- [GOAL]: Single out the lines that include the word "Mazur". Copy them.

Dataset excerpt

* START *

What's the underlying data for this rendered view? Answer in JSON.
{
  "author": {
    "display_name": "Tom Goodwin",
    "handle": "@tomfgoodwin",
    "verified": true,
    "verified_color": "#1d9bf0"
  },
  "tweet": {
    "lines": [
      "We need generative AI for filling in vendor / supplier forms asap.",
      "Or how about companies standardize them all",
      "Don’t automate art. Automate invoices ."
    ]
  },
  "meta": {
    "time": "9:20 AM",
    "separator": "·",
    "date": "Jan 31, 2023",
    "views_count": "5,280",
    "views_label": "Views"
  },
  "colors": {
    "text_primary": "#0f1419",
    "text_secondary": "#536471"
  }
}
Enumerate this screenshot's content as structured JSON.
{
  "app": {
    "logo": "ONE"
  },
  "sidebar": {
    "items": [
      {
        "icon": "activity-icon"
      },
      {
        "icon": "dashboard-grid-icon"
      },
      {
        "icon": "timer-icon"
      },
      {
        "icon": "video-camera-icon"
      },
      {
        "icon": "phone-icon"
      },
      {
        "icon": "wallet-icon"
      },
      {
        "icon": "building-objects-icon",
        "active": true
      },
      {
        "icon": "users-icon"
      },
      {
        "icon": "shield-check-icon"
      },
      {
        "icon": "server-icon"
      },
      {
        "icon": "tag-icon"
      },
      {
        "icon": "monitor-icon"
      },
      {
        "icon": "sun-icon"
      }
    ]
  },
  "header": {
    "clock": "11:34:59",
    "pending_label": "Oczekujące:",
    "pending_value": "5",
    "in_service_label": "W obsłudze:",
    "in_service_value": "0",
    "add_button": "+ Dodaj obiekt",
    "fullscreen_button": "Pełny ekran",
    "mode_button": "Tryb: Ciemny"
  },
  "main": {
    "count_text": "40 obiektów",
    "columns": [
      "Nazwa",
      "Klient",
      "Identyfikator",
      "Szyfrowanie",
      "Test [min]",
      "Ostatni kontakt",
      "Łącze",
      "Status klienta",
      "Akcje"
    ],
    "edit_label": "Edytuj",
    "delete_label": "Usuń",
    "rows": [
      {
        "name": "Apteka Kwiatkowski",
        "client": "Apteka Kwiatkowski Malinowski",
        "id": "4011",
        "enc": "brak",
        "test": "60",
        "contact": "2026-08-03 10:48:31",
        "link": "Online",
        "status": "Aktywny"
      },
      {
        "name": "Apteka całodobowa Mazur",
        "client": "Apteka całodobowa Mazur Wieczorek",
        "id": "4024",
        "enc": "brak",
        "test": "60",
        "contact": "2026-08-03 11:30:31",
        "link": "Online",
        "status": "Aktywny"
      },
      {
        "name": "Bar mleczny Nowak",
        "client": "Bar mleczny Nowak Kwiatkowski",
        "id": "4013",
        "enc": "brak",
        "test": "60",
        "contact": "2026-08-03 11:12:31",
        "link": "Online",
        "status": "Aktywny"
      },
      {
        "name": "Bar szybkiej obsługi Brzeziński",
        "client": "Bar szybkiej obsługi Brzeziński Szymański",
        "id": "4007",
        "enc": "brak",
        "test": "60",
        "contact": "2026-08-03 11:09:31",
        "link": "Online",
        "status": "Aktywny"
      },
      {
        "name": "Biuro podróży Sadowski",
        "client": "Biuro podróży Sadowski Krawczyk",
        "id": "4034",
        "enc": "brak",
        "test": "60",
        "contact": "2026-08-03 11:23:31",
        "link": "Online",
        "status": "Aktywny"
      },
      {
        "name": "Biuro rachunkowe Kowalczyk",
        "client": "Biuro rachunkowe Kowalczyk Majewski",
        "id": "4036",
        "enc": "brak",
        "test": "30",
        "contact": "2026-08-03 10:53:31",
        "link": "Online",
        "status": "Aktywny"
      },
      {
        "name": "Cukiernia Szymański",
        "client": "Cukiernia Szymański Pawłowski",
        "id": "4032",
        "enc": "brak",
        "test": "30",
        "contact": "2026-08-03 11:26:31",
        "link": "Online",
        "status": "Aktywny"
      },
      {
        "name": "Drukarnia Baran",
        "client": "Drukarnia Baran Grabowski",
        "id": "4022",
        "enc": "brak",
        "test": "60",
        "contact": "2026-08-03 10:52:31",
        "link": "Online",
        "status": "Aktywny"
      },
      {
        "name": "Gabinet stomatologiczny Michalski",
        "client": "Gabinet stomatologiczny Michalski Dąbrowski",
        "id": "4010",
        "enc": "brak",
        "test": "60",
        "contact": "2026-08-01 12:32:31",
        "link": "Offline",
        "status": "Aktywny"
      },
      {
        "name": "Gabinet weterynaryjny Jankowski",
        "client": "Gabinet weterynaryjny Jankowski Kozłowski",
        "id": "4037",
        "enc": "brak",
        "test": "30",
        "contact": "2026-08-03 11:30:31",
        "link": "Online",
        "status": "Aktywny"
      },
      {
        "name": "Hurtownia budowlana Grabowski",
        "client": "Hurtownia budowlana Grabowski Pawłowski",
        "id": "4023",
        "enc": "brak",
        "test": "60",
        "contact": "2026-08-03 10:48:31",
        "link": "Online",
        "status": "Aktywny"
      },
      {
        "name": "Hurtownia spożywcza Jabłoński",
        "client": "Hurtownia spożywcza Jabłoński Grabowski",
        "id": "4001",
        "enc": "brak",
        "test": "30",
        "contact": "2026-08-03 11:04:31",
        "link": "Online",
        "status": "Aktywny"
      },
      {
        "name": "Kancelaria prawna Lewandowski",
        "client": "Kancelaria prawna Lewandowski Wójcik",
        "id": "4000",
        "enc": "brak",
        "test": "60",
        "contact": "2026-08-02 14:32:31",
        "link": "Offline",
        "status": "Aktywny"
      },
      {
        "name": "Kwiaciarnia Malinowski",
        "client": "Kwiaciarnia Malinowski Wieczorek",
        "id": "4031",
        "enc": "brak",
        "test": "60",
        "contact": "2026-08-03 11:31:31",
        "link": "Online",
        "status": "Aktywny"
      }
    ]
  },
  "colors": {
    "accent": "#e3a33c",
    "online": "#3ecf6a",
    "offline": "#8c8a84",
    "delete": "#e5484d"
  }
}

* END *

- [EXPECTED ANSWER]:
        "name": "Apteka całodobowa Mazur",
        "client": "Apteka całodobowa Mazur Wieczorek",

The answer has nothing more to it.